Write out the listing below without alteration, omitting its pictures.
---
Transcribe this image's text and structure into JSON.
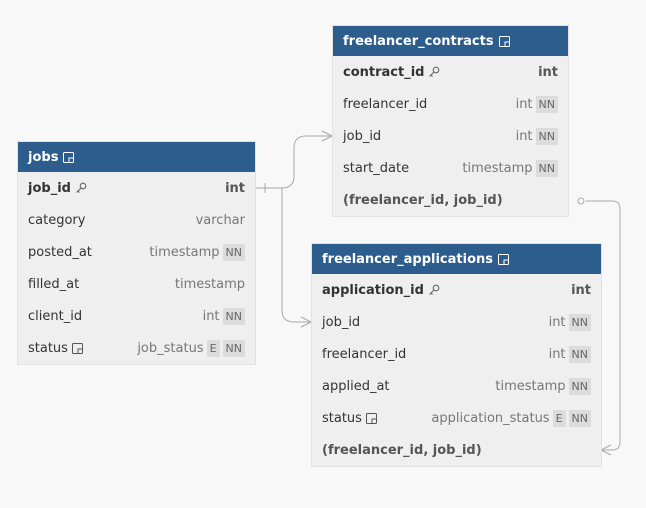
{
  "tables": {
    "freelancer_contracts": {
      "name": "freelancer_contracts",
      "rows": [
        {
          "name": "contract_id",
          "type": "int"
        },
        {
          "name": "freelancer_id",
          "type": "int",
          "badges": [
            "NN"
          ]
        },
        {
          "name": "job_id",
          "type": "int",
          "badges": [
            "NN"
          ]
        },
        {
          "name": "start_date",
          "type": "timestamp",
          "badges": [
            "NN"
          ]
        },
        {
          "name": "(freelancer_id, job_id)"
        }
      ]
    },
    "jobs": {
      "name": "jobs",
      "rows": [
        {
          "name": "job_id",
          "type": "int"
        },
        {
          "name": "category",
          "type": "varchar"
        },
        {
          "name": "posted_at",
          "type": "timestamp",
          "badges": [
            "NN"
          ]
        },
        {
          "name": "filled_at",
          "type": "timestamp"
        },
        {
          "name": "client_id",
          "type": "int",
          "badges": [
            "NN"
          ]
        },
        {
          "name": "status",
          "type": "job_status",
          "badges": [
            "E",
            "NN"
          ]
        }
      ]
    },
    "freelancer_applications": {
      "name": "freelancer_applications",
      "rows": [
        {
          "name": "application_id",
          "type": "int"
        },
        {
          "name": "job_id",
          "type": "int",
          "badges": [
            "NN"
          ]
        },
        {
          "name": "freelancer_id",
          "type": "int",
          "badges": [
            "NN"
          ]
        },
        {
          "name": "applied_at",
          "type": "timestamp",
          "badges": [
            "NN"
          ]
        },
        {
          "name": "status",
          "type": "application_status",
          "badges": [
            "E",
            "NN"
          ]
        },
        {
          "name": "(freelancer_id, job_id)"
        }
      ]
    }
  },
  "colors": {
    "header": "#2c5d8c",
    "body": "#efefef",
    "background": "#f8f8f8",
    "edge": "#a9a9a9"
  }
}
---
COMPLETED TASK
Transcribe this image's text and structure into JSON.
{
  "tables": {
    "freelancer_contracts": {
      "name": "freelancer_contracts",
      "rows": [
        {
          "name": "contract_id",
          "type": "int"
        },
        {
          "name": "freelancer_id",
          "type": "int",
          "badges": [
            "NN"
          ]
        },
        {
          "name": "job_id",
          "type": "int",
          "badges": [
            "NN"
          ]
        },
        {
          "name": "start_date",
          "type": "timestamp",
          "badges": [
            "NN"
          ]
        },
        {
          "name": "(freelancer_id, job_id)"
        }
      ]
    },
    "jobs": {
      "name": "jobs",
      "rows": [
        {
          "name": "job_id",
          "type": "int"
        },
        {
          "name": "category",
          "type": "varchar"
        },
        {
          "name": "posted_at",
          "type": "timestamp",
          "badges": [
            "NN"
          ]
        },
        {
          "name": "filled_at",
          "type": "timestamp"
        },
        {
          "name": "client_id",
          "type": "int",
          "badges": [
            "NN"
          ]
        },
        {
          "name": "status",
          "type": "job_status",
          "badges": [
            "E",
            "NN"
          ]
        }
      ]
    },
    "freelancer_applications": {
      "name": "freelancer_applications",
      "rows": [
        {
          "name": "application_id",
          "type": "int"
        },
        {
          "name": "job_id",
          "type": "int",
          "badges": [
            "NN"
          ]
        },
        {
          "name": "freelancer_id",
          "type": "int",
          "badges": [
            "NN"
          ]
        },
        {
          "name": "applied_at",
          "type": "timestamp",
          "badges": [
            "NN"
          ]
        },
        {
          "name": "status",
          "type": "application_status",
          "badges": [
            "E",
            "NN"
          ]
        },
        {
          "name": "(freelancer_id, job_id)"
        }
      ]
    }
  },
  "colors": {
    "header": "#2c5d8c",
    "body": "#efefef",
    "background": "#f8f8f8",
    "edge": "#a9a9a9"
  }
}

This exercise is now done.